>> Begin

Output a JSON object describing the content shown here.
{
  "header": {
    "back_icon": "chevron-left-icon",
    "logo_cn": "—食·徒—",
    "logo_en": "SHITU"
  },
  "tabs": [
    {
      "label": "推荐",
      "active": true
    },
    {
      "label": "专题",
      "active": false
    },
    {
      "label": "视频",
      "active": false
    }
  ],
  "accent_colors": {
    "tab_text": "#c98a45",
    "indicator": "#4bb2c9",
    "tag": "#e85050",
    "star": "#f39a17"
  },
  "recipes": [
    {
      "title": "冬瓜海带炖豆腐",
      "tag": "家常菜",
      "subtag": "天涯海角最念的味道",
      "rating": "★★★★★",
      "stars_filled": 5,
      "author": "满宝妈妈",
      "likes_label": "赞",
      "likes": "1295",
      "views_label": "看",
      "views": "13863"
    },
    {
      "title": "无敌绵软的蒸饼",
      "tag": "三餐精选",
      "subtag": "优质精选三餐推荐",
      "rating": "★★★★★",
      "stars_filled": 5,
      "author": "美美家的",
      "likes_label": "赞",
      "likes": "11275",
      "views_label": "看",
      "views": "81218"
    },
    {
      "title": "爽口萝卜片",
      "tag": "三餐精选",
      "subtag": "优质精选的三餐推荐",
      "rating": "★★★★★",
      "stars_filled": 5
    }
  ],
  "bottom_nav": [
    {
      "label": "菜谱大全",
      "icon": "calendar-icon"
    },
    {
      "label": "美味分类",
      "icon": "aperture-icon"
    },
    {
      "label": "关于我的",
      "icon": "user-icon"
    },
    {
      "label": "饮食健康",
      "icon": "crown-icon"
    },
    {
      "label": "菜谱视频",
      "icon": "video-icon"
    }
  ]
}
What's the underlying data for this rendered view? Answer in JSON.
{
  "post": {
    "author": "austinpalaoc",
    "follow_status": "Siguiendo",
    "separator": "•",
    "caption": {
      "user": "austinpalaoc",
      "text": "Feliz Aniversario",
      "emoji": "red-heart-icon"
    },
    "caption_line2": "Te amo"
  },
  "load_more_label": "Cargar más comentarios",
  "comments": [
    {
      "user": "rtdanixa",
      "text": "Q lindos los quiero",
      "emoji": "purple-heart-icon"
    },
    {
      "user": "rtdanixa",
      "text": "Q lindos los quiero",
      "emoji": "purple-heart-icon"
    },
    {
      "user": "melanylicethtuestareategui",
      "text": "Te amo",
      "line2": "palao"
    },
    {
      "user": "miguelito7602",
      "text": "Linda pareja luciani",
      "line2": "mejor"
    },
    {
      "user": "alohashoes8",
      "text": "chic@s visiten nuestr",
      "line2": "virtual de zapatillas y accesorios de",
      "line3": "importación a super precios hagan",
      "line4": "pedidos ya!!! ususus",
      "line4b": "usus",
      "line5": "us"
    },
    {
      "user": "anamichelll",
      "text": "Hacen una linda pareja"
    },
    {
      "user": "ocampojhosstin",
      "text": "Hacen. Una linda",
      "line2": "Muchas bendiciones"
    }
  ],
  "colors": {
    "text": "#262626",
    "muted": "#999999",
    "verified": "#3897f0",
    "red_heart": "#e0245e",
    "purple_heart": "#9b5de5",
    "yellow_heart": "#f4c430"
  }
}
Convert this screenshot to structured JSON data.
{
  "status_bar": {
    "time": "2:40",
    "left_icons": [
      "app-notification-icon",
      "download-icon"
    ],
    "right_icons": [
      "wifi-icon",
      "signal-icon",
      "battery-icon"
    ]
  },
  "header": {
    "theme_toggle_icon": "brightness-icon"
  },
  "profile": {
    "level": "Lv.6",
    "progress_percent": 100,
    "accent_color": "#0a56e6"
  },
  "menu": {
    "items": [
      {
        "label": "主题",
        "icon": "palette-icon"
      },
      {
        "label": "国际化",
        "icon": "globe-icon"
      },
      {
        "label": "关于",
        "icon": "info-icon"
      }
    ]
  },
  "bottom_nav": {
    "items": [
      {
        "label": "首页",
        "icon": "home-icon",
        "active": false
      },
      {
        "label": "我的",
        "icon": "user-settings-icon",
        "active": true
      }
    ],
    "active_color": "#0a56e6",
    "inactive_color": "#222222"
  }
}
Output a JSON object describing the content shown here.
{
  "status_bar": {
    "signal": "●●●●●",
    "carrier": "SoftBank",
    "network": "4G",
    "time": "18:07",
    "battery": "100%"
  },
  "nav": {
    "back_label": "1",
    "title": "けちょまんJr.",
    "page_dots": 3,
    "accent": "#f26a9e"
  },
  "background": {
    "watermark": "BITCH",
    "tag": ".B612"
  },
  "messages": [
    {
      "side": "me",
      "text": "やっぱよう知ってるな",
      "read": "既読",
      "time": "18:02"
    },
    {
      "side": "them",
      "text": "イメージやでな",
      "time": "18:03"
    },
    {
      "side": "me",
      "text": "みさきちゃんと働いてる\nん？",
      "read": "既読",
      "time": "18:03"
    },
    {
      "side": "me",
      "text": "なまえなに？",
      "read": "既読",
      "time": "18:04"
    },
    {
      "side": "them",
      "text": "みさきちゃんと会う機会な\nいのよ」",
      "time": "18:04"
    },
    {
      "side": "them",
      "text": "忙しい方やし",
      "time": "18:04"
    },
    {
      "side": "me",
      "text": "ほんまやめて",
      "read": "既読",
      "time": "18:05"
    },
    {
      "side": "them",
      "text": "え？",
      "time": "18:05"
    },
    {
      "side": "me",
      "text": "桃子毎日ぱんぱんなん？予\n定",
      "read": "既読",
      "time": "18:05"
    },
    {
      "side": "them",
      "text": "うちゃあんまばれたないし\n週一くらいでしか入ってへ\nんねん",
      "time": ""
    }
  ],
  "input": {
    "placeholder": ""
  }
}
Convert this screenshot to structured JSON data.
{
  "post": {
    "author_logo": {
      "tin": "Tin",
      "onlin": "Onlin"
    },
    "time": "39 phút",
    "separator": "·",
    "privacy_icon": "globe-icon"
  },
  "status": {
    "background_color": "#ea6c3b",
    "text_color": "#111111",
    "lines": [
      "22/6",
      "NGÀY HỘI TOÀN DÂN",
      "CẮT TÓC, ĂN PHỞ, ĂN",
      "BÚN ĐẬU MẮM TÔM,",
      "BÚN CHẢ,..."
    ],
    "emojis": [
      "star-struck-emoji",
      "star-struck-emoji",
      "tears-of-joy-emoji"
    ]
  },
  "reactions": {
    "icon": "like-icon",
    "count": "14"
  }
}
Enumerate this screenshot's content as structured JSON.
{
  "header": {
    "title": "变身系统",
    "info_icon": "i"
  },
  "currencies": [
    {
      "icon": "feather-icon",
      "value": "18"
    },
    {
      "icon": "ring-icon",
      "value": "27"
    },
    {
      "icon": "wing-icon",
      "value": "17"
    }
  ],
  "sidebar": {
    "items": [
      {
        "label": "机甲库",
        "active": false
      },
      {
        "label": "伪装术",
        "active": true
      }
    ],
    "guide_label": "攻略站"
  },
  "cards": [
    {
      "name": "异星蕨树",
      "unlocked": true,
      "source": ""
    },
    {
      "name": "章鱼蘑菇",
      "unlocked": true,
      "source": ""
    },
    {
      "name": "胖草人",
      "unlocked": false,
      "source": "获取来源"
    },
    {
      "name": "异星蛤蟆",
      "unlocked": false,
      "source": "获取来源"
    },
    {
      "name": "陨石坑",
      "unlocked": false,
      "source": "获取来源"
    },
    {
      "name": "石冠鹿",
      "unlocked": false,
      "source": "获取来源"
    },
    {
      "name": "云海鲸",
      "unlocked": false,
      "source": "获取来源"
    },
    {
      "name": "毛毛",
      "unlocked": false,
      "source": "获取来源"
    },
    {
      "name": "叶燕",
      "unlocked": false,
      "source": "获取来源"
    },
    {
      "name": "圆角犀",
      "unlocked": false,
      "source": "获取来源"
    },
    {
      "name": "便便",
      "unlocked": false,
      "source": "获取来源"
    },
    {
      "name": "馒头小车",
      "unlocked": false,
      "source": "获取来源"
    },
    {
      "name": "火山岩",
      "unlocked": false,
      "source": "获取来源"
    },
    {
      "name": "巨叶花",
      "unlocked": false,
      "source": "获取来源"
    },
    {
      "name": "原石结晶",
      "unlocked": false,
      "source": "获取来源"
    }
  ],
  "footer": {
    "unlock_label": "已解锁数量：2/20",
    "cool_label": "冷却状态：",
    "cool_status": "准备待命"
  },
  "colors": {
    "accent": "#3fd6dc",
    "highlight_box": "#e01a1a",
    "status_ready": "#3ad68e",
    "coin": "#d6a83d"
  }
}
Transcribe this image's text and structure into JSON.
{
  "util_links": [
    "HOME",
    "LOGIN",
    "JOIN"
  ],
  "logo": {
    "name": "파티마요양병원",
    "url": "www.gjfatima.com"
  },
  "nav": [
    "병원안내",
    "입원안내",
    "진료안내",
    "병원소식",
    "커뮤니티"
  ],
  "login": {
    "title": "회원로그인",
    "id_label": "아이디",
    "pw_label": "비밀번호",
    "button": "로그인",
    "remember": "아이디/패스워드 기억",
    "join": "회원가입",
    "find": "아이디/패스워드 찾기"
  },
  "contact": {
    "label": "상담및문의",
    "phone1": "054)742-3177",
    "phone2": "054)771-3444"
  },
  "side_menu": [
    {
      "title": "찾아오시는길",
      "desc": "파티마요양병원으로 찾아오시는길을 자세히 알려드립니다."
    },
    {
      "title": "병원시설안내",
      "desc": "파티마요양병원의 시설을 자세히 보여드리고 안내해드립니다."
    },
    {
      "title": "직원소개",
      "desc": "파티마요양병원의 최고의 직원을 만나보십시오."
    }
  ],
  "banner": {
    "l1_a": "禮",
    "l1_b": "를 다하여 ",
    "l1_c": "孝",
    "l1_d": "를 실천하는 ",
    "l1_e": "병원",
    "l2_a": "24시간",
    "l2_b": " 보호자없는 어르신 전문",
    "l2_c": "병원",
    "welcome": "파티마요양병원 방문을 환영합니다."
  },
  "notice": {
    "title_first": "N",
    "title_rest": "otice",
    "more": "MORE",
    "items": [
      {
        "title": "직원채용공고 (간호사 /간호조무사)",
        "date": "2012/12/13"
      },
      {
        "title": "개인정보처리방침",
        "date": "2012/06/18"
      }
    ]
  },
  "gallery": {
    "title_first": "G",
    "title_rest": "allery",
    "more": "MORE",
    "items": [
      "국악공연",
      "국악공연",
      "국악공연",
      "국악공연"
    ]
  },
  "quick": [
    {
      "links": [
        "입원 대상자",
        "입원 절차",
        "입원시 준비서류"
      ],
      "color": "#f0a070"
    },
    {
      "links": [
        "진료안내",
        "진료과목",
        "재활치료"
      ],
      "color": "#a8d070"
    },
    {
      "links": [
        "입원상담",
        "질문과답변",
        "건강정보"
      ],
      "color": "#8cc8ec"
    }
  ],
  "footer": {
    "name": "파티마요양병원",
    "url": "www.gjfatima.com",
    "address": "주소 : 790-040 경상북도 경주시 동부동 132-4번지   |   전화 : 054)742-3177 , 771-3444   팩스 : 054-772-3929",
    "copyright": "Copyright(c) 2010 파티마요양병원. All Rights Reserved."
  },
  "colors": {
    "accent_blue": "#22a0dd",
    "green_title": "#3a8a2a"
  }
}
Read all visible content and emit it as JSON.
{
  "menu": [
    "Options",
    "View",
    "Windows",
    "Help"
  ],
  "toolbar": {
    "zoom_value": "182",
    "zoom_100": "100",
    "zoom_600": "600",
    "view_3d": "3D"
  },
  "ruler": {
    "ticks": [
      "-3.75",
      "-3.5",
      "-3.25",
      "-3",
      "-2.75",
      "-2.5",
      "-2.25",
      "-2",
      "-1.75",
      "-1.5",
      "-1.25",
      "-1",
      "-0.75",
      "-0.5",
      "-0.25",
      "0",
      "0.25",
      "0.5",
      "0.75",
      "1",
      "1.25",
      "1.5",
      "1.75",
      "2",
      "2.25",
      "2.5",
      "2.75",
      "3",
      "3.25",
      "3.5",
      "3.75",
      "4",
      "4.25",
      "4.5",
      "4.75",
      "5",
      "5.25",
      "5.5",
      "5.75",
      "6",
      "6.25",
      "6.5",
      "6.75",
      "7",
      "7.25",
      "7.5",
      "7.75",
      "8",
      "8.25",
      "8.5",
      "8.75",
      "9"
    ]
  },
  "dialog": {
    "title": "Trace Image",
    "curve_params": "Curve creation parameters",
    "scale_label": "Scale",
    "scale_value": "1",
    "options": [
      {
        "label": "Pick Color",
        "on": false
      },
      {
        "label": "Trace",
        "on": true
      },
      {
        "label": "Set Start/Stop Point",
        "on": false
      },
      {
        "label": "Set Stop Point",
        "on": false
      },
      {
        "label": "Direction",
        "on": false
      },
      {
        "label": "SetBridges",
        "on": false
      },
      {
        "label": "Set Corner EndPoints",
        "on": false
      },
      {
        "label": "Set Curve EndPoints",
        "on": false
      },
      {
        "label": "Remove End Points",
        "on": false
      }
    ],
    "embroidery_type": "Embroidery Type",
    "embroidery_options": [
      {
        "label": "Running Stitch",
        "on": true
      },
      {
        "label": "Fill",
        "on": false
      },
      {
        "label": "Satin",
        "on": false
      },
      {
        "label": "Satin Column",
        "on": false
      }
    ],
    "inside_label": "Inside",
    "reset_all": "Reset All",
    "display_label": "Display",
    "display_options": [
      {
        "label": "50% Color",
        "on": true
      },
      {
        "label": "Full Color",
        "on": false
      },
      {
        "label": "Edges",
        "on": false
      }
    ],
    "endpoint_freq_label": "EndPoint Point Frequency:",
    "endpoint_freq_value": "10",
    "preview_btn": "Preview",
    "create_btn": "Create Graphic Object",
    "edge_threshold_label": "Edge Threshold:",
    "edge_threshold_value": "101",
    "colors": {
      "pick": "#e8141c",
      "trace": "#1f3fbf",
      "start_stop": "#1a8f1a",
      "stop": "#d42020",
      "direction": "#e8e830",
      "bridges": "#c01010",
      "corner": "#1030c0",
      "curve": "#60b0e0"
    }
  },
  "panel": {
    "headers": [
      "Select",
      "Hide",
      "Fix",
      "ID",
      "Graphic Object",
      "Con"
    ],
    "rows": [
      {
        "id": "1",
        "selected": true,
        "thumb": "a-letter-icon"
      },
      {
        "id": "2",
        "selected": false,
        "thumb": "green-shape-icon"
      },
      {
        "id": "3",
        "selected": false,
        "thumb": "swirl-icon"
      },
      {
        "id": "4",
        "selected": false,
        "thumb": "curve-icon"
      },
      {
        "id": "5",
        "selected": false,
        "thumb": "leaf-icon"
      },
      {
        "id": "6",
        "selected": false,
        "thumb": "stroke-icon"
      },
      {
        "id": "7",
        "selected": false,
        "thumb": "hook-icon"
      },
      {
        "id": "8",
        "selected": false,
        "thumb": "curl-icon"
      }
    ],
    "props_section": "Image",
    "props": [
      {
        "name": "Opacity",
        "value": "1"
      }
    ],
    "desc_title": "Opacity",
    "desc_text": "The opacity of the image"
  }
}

>> End

**INSTRUCTIONS TO FOLLOW:**
State how many lines of the listing include "globe", and nothing more.

**COMPLETE OUTPUT:**
2